Working data ->
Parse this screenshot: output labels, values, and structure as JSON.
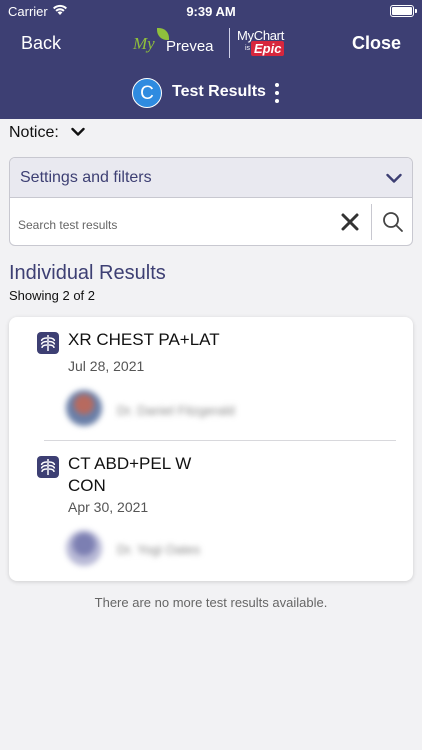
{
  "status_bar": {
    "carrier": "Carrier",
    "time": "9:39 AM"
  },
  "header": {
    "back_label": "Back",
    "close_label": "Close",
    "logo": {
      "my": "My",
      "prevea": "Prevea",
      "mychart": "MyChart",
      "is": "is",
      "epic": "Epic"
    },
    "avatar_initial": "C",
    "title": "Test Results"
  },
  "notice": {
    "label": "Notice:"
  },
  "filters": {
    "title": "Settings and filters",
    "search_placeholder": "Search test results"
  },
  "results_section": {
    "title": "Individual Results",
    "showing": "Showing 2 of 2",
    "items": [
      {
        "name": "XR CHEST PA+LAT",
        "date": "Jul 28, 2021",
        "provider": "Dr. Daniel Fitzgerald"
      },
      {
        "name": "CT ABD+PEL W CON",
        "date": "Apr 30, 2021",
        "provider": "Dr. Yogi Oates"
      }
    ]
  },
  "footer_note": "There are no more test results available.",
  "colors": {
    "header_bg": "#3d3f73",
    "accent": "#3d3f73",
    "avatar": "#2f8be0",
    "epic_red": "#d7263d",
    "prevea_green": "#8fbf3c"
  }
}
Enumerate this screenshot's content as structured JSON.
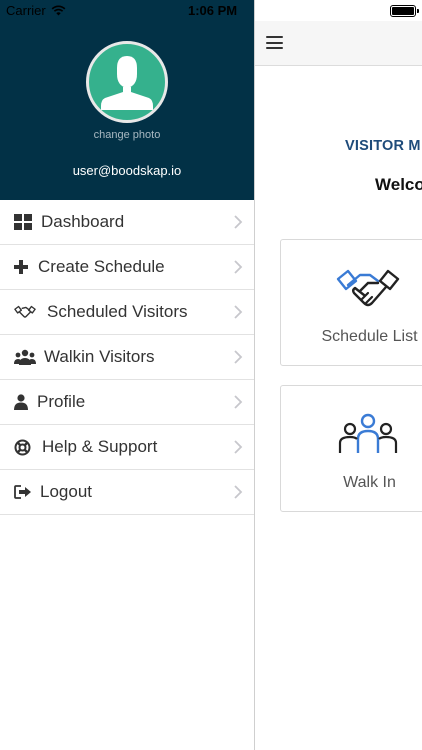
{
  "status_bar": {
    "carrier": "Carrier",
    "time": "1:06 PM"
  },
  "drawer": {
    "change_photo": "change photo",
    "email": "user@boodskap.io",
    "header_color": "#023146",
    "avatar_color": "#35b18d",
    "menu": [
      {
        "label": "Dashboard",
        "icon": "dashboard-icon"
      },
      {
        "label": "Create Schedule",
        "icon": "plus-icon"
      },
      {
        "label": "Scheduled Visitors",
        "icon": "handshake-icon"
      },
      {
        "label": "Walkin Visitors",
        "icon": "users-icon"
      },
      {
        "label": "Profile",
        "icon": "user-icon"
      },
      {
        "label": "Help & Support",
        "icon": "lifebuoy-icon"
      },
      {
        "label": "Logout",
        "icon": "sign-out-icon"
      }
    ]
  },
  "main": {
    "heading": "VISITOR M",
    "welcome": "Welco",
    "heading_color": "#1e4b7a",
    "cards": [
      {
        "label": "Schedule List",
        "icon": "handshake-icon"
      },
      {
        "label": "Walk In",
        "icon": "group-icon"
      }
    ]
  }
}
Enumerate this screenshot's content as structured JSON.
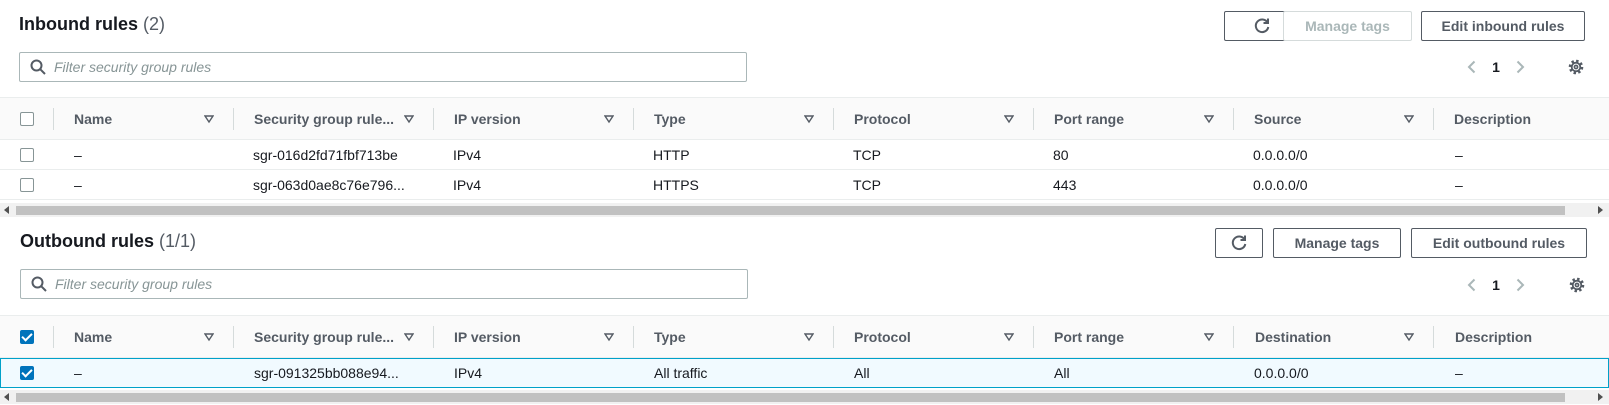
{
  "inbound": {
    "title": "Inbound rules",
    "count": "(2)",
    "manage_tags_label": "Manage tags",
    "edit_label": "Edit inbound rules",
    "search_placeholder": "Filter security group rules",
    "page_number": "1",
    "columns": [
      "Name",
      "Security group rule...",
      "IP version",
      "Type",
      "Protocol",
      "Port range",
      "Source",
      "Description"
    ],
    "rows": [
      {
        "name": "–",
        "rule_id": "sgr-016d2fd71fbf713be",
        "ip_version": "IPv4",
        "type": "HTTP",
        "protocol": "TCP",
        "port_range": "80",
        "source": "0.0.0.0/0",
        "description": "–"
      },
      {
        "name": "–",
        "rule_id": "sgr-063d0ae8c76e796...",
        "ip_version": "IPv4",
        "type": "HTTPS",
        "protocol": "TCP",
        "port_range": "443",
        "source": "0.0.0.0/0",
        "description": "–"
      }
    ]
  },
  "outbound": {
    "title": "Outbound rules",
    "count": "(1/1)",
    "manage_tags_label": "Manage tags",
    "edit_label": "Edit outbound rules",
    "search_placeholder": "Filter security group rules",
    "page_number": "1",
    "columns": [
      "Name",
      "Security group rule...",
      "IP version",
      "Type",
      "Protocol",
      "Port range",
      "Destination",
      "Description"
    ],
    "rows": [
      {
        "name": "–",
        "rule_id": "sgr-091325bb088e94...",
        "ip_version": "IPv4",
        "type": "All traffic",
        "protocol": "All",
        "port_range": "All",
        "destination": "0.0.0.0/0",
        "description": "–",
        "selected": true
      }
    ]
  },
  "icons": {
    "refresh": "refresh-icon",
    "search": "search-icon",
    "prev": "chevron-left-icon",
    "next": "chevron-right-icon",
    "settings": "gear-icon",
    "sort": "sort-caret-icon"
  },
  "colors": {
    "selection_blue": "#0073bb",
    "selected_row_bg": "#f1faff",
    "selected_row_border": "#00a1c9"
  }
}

==

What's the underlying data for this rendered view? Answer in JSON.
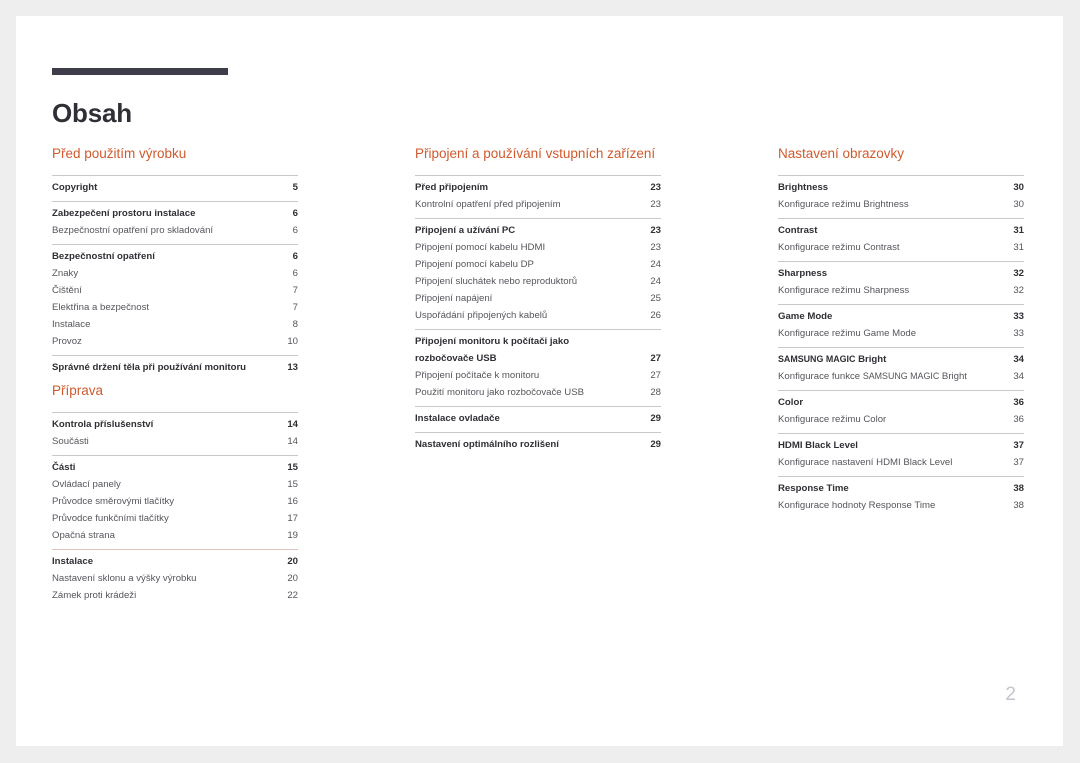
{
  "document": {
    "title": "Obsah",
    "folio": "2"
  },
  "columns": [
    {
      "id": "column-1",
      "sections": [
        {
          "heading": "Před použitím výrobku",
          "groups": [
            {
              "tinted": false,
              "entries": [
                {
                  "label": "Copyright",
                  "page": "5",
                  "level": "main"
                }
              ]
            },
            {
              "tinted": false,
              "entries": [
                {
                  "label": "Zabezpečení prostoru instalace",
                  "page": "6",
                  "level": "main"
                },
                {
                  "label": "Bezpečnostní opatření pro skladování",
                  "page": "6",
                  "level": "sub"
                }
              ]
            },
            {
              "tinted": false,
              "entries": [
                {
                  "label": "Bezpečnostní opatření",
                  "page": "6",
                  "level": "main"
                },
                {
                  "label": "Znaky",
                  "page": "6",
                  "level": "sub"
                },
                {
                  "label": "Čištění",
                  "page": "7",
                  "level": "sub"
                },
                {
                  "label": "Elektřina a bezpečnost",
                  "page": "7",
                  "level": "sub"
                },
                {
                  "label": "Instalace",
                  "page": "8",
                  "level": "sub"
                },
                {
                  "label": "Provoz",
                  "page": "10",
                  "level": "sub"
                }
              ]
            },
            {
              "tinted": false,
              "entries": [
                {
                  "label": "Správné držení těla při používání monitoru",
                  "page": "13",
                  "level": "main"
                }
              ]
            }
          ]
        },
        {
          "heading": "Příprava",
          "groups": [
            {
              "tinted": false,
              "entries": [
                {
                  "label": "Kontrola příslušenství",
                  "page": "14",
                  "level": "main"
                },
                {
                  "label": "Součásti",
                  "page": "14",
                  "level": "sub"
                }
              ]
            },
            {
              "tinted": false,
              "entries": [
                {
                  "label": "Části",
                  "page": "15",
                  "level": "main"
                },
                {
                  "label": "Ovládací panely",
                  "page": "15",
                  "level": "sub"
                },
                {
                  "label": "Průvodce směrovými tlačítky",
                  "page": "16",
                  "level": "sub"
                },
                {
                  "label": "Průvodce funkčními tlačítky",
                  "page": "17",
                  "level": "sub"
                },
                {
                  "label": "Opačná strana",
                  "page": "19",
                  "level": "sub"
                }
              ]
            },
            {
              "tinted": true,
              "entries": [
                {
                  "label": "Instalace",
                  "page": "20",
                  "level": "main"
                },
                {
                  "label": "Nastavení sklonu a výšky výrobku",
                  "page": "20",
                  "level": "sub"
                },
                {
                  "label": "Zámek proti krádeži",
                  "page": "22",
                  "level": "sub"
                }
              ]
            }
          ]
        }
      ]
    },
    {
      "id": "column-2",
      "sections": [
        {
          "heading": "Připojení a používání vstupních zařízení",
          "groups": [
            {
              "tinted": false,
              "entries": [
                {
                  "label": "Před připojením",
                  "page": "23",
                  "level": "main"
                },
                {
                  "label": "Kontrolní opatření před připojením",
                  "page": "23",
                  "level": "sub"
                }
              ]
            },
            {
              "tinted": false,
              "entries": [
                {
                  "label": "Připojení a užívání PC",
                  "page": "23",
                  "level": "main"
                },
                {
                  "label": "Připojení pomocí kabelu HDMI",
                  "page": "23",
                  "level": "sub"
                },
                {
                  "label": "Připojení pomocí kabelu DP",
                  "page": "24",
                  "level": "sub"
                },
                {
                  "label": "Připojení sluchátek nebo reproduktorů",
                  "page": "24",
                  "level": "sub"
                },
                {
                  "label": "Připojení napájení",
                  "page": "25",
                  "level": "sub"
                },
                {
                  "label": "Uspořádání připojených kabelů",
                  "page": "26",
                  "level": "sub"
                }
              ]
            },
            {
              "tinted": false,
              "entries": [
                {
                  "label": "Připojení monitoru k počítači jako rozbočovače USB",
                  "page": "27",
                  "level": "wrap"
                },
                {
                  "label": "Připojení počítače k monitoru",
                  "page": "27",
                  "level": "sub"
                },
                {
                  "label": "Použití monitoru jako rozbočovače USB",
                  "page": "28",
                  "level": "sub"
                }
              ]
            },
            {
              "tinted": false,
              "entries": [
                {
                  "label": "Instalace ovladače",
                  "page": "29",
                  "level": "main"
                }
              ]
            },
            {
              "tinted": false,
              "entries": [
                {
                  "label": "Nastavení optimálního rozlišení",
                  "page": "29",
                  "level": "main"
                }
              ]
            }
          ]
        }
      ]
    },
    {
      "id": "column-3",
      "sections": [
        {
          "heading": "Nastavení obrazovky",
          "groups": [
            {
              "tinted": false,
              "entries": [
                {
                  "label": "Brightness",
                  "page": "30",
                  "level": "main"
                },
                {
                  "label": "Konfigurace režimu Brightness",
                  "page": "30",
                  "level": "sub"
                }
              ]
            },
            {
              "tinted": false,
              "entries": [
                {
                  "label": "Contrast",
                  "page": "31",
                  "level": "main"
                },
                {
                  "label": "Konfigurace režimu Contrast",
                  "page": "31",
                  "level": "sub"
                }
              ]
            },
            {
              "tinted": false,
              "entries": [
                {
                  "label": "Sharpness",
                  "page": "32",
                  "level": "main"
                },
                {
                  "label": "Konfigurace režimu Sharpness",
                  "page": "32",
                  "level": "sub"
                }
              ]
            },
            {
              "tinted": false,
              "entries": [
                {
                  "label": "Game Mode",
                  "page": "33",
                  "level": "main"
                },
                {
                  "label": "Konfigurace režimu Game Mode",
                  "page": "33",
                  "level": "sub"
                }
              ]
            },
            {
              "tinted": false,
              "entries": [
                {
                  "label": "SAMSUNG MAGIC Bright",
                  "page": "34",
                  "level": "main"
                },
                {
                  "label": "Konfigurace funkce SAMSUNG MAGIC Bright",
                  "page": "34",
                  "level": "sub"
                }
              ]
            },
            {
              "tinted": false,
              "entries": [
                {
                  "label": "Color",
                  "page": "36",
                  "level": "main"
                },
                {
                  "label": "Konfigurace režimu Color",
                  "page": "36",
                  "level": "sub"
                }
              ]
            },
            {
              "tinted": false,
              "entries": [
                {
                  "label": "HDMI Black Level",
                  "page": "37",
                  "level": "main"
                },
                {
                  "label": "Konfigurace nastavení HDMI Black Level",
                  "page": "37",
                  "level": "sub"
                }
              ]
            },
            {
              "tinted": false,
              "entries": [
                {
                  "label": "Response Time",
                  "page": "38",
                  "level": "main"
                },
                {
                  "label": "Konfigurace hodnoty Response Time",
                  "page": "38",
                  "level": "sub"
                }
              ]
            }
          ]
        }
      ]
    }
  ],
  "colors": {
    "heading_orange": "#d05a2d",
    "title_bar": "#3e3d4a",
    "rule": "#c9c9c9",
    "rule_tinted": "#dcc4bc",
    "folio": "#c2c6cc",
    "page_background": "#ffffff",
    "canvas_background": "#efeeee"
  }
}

What to do -> Gather all lines with the string "Visitors" from the data.

Response to the exercise ->
        "label": "Scheduled Visitors",
        "label": "Walkin Visitors",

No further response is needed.